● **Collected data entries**
>>

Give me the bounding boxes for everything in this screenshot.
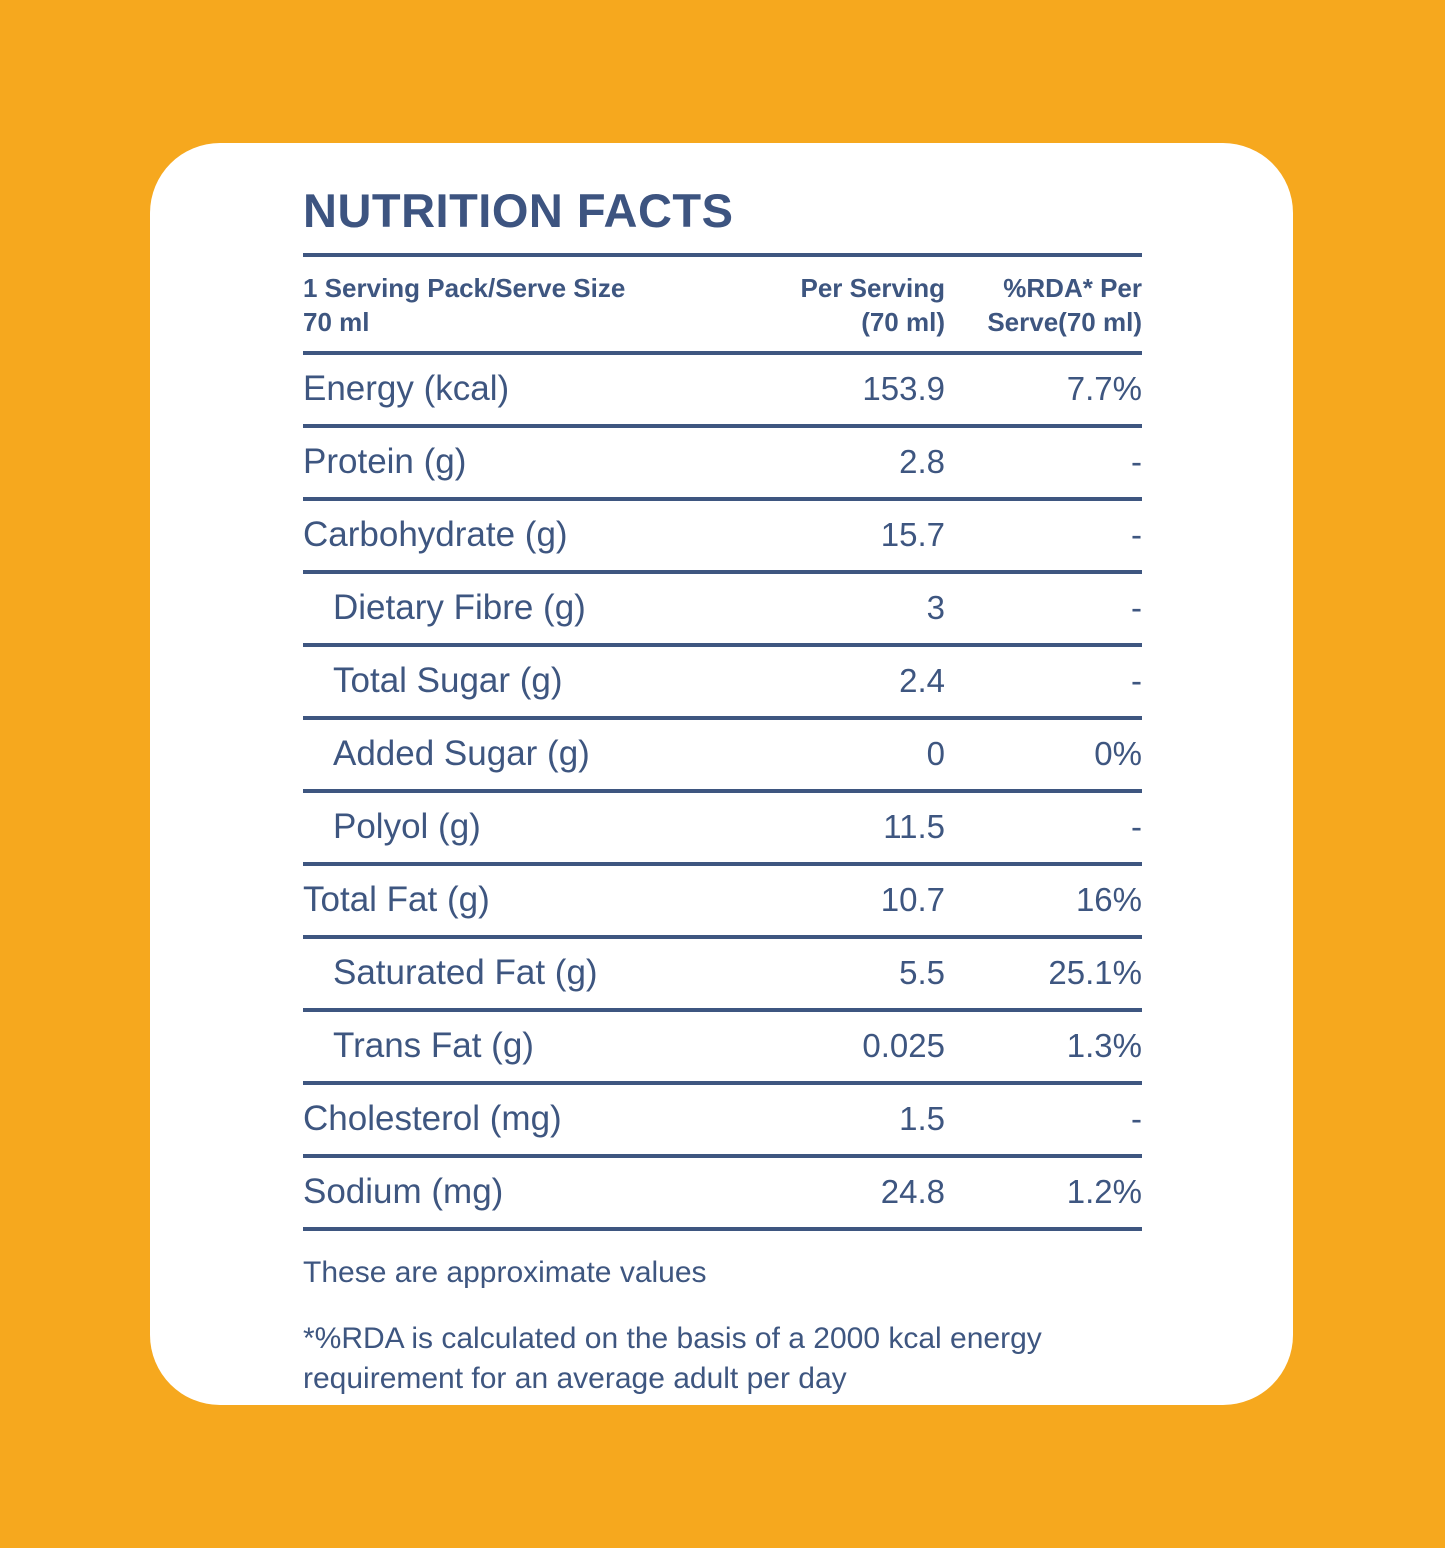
approximate-values-note: These are approximate values: [303, 1255, 707, 1289]
row-rda: 1.3%: [1066, 1027, 1142, 1065]
table-row: Saturated Fat (g) 5.5 25.1%: [303, 939, 1142, 1012]
table-row: Total Fat (g) 10.7 16%: [303, 866, 1142, 939]
page-title: NUTRITION FACTS: [303, 184, 734, 237]
table-row: Protein (g) 2.8 -: [303, 428, 1142, 501]
row-label: Carbohydrate (g): [303, 515, 568, 555]
row-label: Total Fat (g): [303, 880, 490, 920]
row-value: 1.5: [899, 1100, 945, 1138]
table-row: Energy (kcal) 153.9 7.7%: [303, 355, 1142, 428]
nutrition-table: 1 Serving Pack/Serve Size 70 ml Per Serv…: [303, 257, 1142, 1231]
row-value: 2.4: [899, 662, 945, 700]
header-rda: %RDA* Per Serve(70 ml): [945, 271, 1142, 339]
row-value: 24.8: [880, 1173, 945, 1211]
title-divider: [303, 252, 1142, 257]
row-label: Saturated Fat (g): [333, 953, 598, 993]
header-serving-info-line2: 70 ml: [303, 306, 370, 337]
row-rda: 25.1%: [1048, 954, 1142, 992]
row-rda: 7.7%: [1066, 370, 1142, 408]
row-rda: -: [1131, 662, 1142, 700]
row-label: Cholesterol (mg): [303, 1099, 562, 1139]
row-rda: 16%: [1075, 881, 1142, 919]
nutrition-facts-card: NUTRITION FACTS 1 Serving Pack/Serve Siz…: [150, 143, 1293, 1405]
row-value: 2.8: [899, 443, 945, 481]
table-header: 1 Serving Pack/Serve Size 70 ml Per Serv…: [303, 257, 1142, 355]
row-rda: -: [1131, 808, 1142, 846]
table-row: Trans Fat (g) 0.025 1.3%: [303, 1012, 1142, 1085]
row-label: Total Sugar (g): [333, 661, 563, 701]
table-row: Total Sugar (g) 2.4 -: [303, 647, 1142, 720]
header-rda-line1: %RDA* Per: [1003, 272, 1142, 303]
row-value: 0: [926, 735, 945, 773]
row-label: Added Sugar (g): [333, 734, 590, 774]
row-rda: 0%: [1094, 735, 1142, 773]
row-label: Polyol (g): [333, 807, 481, 847]
table-row: Dietary Fibre (g) 3 -: [303, 574, 1142, 647]
row-value: 5.5: [899, 954, 945, 992]
header-rda-line2: Serve(70 ml): [987, 306, 1142, 337]
table-row: Sodium (mg) 24.8 1.2%: [303, 1158, 1142, 1231]
row-label: Protein (g): [303, 442, 467, 482]
row-value: 11.5: [883, 808, 945, 846]
row-label: Sodium (mg): [303, 1172, 504, 1212]
row-label: Dietary Fibre (g): [333, 588, 586, 628]
table-row: Carbohydrate (g) 15.7 -: [303, 501, 1142, 574]
rda-footnote: *%RDA is calculated on the basis of a 20…: [303, 1321, 1042, 1395]
row-value: 15.7: [880, 516, 945, 554]
row-value: 153.9: [862, 370, 945, 408]
row-value: 3: [926, 589, 945, 627]
header-serving-info: 1 Serving Pack/Serve Size 70 ml: [303, 271, 765, 339]
row-label: Energy (kcal): [303, 369, 510, 409]
header-per-serving-line1: Per Serving: [800, 272, 945, 303]
table-row: Polyol (g) 11.5 -: [303, 793, 1142, 866]
row-rda: -: [1131, 516, 1142, 554]
row-rda: -: [1131, 443, 1142, 481]
row-label: Trans Fat (g): [333, 1026, 534, 1066]
header-serving-info-line1: 1 Serving Pack/Serve Size: [303, 272, 626, 303]
header-per-serving-line2: (70 ml): [861, 306, 945, 337]
header-per-serving: Per Serving (70 ml): [765, 271, 945, 339]
table-row: Cholesterol (mg) 1.5 -: [303, 1085, 1142, 1158]
row-value: 10.7: [880, 881, 945, 919]
table-rows: Energy (kcal) 153.9 7.7% Protein (g) 2.8- Car…: [303, 355, 1142, 1231]
row-value: 0.025: [862, 1027, 945, 1065]
row-rda: -: [1131, 1100, 1142, 1138]
row-rda: 1.2%: [1066, 1173, 1142, 1211]
table-row: Added Sugar (g) 0 0%: [303, 720, 1142, 793]
row-rda: -: [1131, 589, 1142, 627]
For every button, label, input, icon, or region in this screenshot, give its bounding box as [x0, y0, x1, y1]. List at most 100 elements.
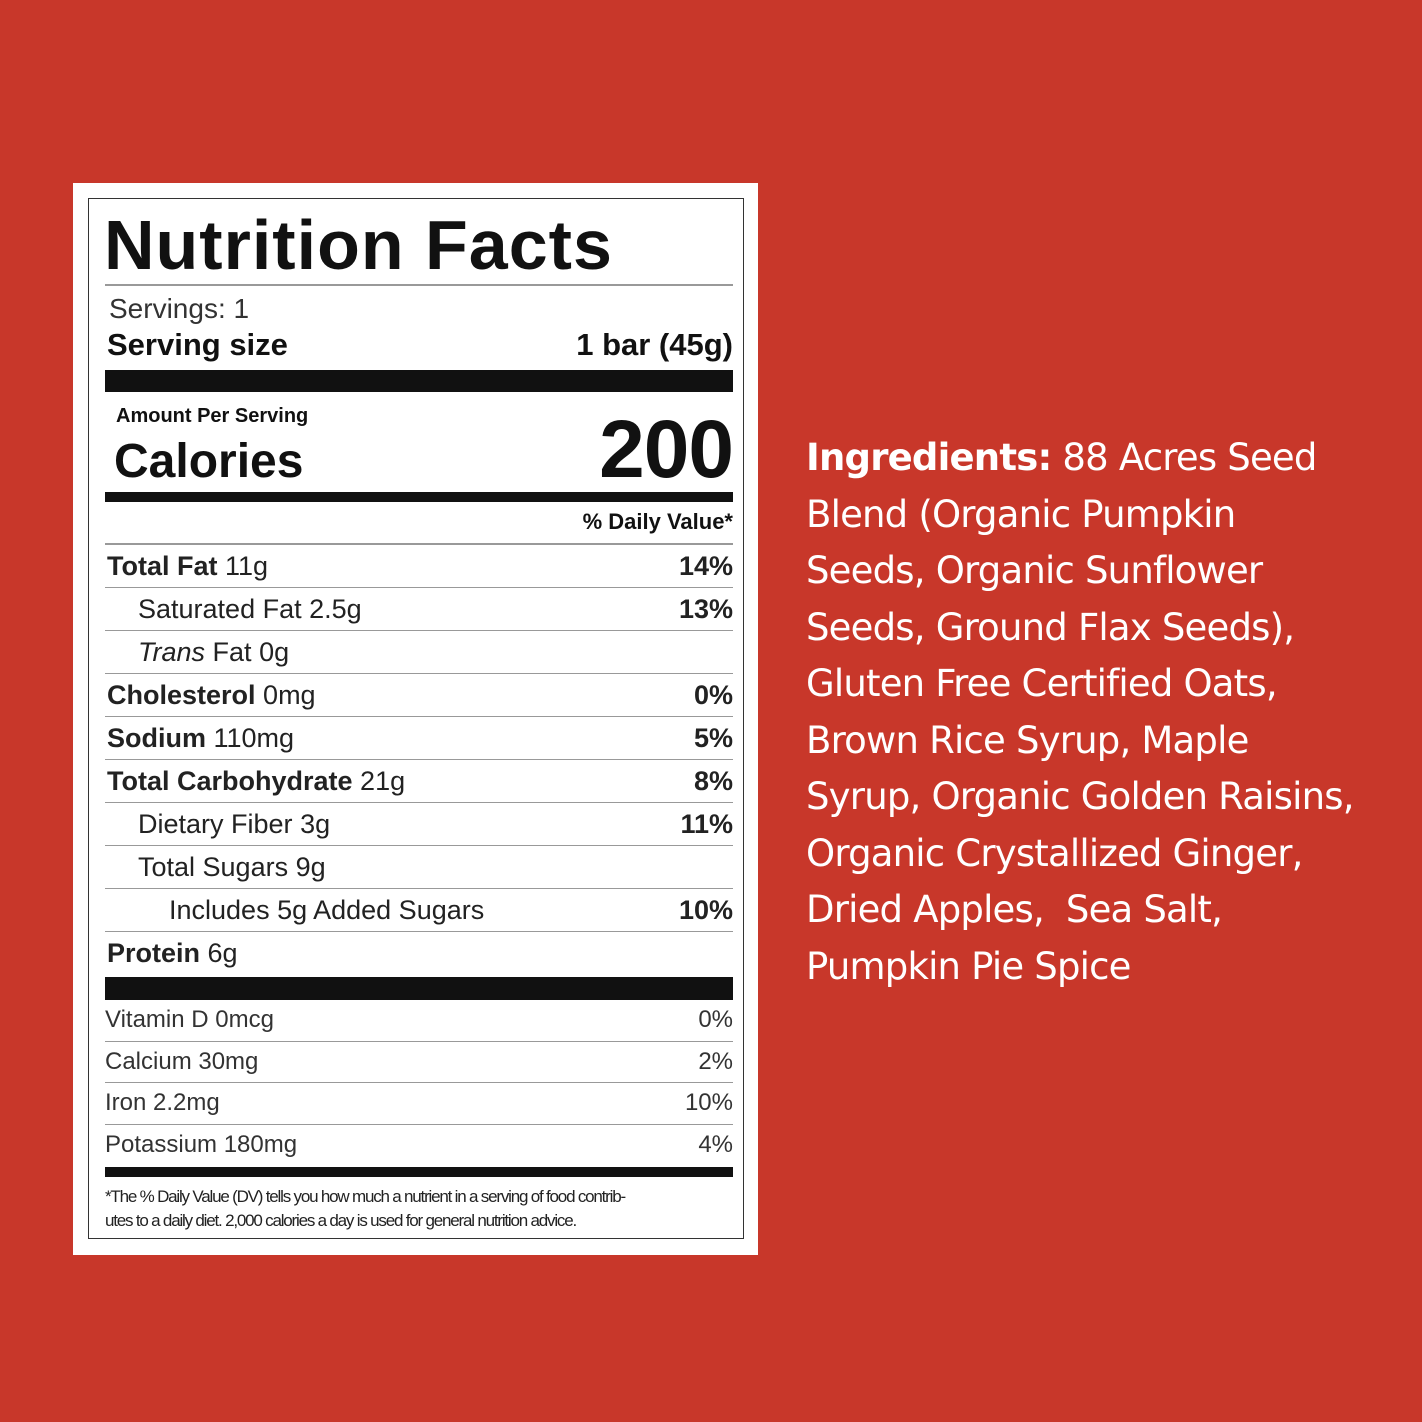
- nutrient-daily-value: 5%: [693, 722, 733, 753]
- vitamin-row: Calcium 30mg 2%: [105, 1042, 733, 1083]
- ingredients-text: Ingredients: 88 Acres Seed Blend (Organic…: [806, 430, 1354, 995]
- nutrient-row: Includes 5g Added Sugars 10%: [105, 889, 733, 932]
- nutrient-name: Total Fat: [107, 550, 218, 581]
- nutrient-name-cell: Total Fat 11g: [105, 551, 268, 582]
- nutrient-name-cell: Sodium 110mg: [105, 723, 294, 754]
- amount-per-serving: Amount Per Serving: [116, 405, 309, 427]
- serving-size-label: Serving size: [107, 327, 288, 362]
- divider: [105, 284, 733, 286]
- nutrient-amount: 9g: [295, 851, 326, 882]
- ingredients-line: Brown Rice Syrup, Maple: [806, 713, 1354, 770]
- ingredients-label: Ingredients:: [806, 436, 1052, 479]
- ingredients-text-part: Pumpkin Pie Spice: [806, 944, 1131, 988]
- divider: [105, 543, 733, 545]
- daily-value-header: % Daily Value*: [582, 509, 733, 534]
- nutrient-name-cell: Saturated Fat 2.5g: [105, 594, 362, 625]
- nutrient-row: Total Carbohydrate 21g 8%: [105, 760, 733, 803]
- nutrient-name-cell: Dietary Fiber 3g: [105, 809, 330, 840]
- nutrient-amount: 0mg: [263, 679, 316, 710]
- vitamin-daily-value: 0%: [698, 1006, 733, 1034]
- nutrient-row: Cholesterol 0mg 0%: [105, 674, 733, 717]
- vitamin-daily-value: 2%: [698, 1047, 733, 1075]
- nutrient-name-cell: Trans Fat 0g: [105, 637, 289, 668]
- footnote: *The % Daily Value (DV) tells you how mu…: [105, 1185, 733, 1233]
- ingredients-text-part: Dried Apples, Sea Salt,: [806, 888, 1223, 931]
- vitamin-name: Iron 2.2mg: [105, 1089, 220, 1117]
- servings: Servings: 1: [109, 293, 250, 324]
- nutrient-name: Sodium: [107, 722, 206, 753]
- nutrient-row: Protein 6g: [105, 932, 733, 974]
- ingredients-text-part: 88 Acres Seed: [1051, 436, 1317, 479]
- nutrient-row: Dietary Fiber 3g 11%: [105, 803, 733, 846]
- nutrition-label-border: [88, 198, 744, 1239]
- medium-divider: [105, 492, 733, 502]
- thick-divider: [105, 370, 733, 392]
- ingredients-line: Blend (Organic Pumpkin: [806, 487, 1354, 544]
- nutrient-name-cell: Cholesterol 0mg: [105, 680, 316, 711]
- nutrient-amount: 2.5g: [309, 593, 362, 624]
- nutrient-daily-value: 0%: [693, 679, 733, 710]
- ingredients-line: Seeds, Ground Flax Seeds),: [806, 600, 1354, 657]
- calories-label: Calories: [114, 435, 304, 488]
- nutrition-facts-title: Nutrition Facts: [104, 206, 613, 284]
- medium-divider: [105, 1167, 733, 1177]
- nutrient-name: Total Sugars: [138, 851, 289, 882]
- nutrient-row: Saturated Fat 2.5g 13%: [105, 588, 733, 631]
- nutrient-rows: Total Fat 11g 14% Saturated Fat 2.5g 13% Tra…: [105, 545, 733, 974]
- nutrient-row: Sodium 110mg 5%: [105, 717, 733, 760]
- nutrient-row: Total Sugars 9g: [105, 846, 733, 889]
- nutrition-label-card: [73, 183, 758, 1255]
- footnote-line: utes to a daily diet. 2,000 calories a d…: [105, 1211, 577, 1230]
- serving-size-value: 1 bar (45g): [576, 327, 733, 362]
- nutrient-name-cell: Total Carbohydrate 21g: [105, 766, 405, 797]
- nutrient-name-cell: Includes 5g Added Sugars: [105, 895, 484, 926]
- ingredients-text-part: Blend (Organic Pumpkin: [806, 492, 1236, 536]
- ingredients-line: Syrup, Organic Golden Raisins,: [806, 769, 1354, 826]
- vitamin-row: Iron 2.2mg 10%: [105, 1083, 733, 1125]
- footnote-line: *The % Daily Value (DV) tells you how mu…: [105, 1187, 626, 1206]
- thick-divider: [105, 977, 733, 1000]
- nutrient-daily-value: 13%: [678, 593, 733, 624]
- calories-value: 200: [599, 404, 734, 495]
- ingredients-line: Seeds, Organic Sunflower: [806, 543, 1354, 600]
- nutrient-name: Protein: [107, 937, 201, 968]
- nutrient-name: Includes 5g Added Sugars: [169, 894, 485, 925]
- nutrient-daily-value: 14%: [678, 550, 733, 581]
- nutrient-name: Dietary Fiber: [138, 808, 293, 839]
- ingredients-line: Dried Apples, Sea Salt,: [806, 882, 1354, 939]
- nutrient-name: Fat: [212, 636, 252, 667]
- vitamin-row: Vitamin D 0mcg 0%: [105, 1000, 733, 1042]
- ingredients-text-part: Syrup, Organic Golden Raisins,: [806, 775, 1354, 818]
- vitamin-daily-value: 4%: [698, 1130, 733, 1158]
- vitamin-name: Vitamin D 0mcg: [105, 1006, 274, 1034]
- nutrient-amount: 110mg: [213, 722, 295, 753]
- nutrient-row: Total Fat 11g 14%: [105, 545, 733, 588]
- ingredients-line: Gluten Free Certified Oats,: [806, 656, 1354, 713]
- nutrient-amount: 6g: [207, 937, 238, 968]
- nutrient-amount: 0g: [259, 636, 290, 667]
- nutrient-name-cell: Protein 6g: [105, 938, 238, 969]
- nutrient-daily-value: 11%: [680, 808, 733, 839]
- nutrient-amount: 21g: [360, 765, 406, 796]
- vitamin-rows: Vitamin D 0mcg 0% Calcium 30mg 2% Iron 2.2mg…: [105, 1000, 733, 1165]
- nutrient-amount: 3g: [300, 808, 331, 839]
- nutrient-name: Cholesterol: [107, 679, 256, 710]
- ingredients-line: Ingredients: 88 Acres Seed: [806, 430, 1354, 487]
- vitamin-name: Calcium 30mg: [105, 1047, 259, 1075]
- nutrient-name: Saturated Fat: [138, 593, 302, 624]
- ingredients-text-part: Seeds, Ground Flax Seeds),: [806, 605, 1295, 649]
- nutrient-italic-prefix: Trans: [138, 636, 206, 667]
- nutrient-daily-value: 8%: [693, 765, 733, 796]
- ingredients-line: Pumpkin Pie Spice: [806, 939, 1354, 996]
- ingredients-text-part: Seeds, Organic Sunflower: [806, 549, 1263, 592]
- nutrient-daily-value: 10%: [678, 894, 733, 925]
- nutrient-name-cell: Total Sugars 9g: [105, 852, 326, 883]
- ingredients-text-part: Organic Crystallized Ginger,: [806, 831, 1303, 875]
- vitamin-row: Potassium 180mg 4%: [105, 1125, 733, 1166]
- nutrient-amount: 11g: [225, 550, 269, 581]
- ingredients-text-part: Gluten Free Certified Oats,: [806, 662, 1278, 705]
- vitamin-name: Potassium 180mg: [105, 1130, 298, 1158]
- nutrient-name: Total Carbohydrate: [107, 765, 353, 796]
- nutrient-row: Trans Fat 0g: [105, 631, 733, 674]
- vitamin-daily-value: 10%: [684, 1089, 733, 1117]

<<

● **Task objective**
Work through the records above. Copy every line with the string "text".

● **Task output**
- ingredients-text: Ingredients: 88 Acres Seed Blend (Organic…: [806, 430, 1354, 995]
- ingredients-text-part: Pumpkin Pie Spice: [806, 944, 1131, 988]
- ingredients-text-part: Dried Apples, Sea Salt,: [806, 888, 1223, 931]
- ingredients-text-part: 88 Acres Seed: [1051, 436, 1317, 479]
- ingredients-text-part: Blend (Organic Pumpkin: [806, 492, 1236, 536]
- ingredients-text-part: Syrup, Organic Golden Raisins,: [806, 775, 1354, 818]
- ingredients-text-part: Seeds, Ground Flax Seeds),: [806, 605, 1295, 649]
- ingredients-text-part: Seeds, Organic Sunflower: [806, 549, 1263, 592]
- ingredients-text-part: Organic Crystallized Ginger,: [806, 831, 1303, 875]
- ingredients-text-part: Gluten Free Certified Oats,: [806, 662, 1278, 705]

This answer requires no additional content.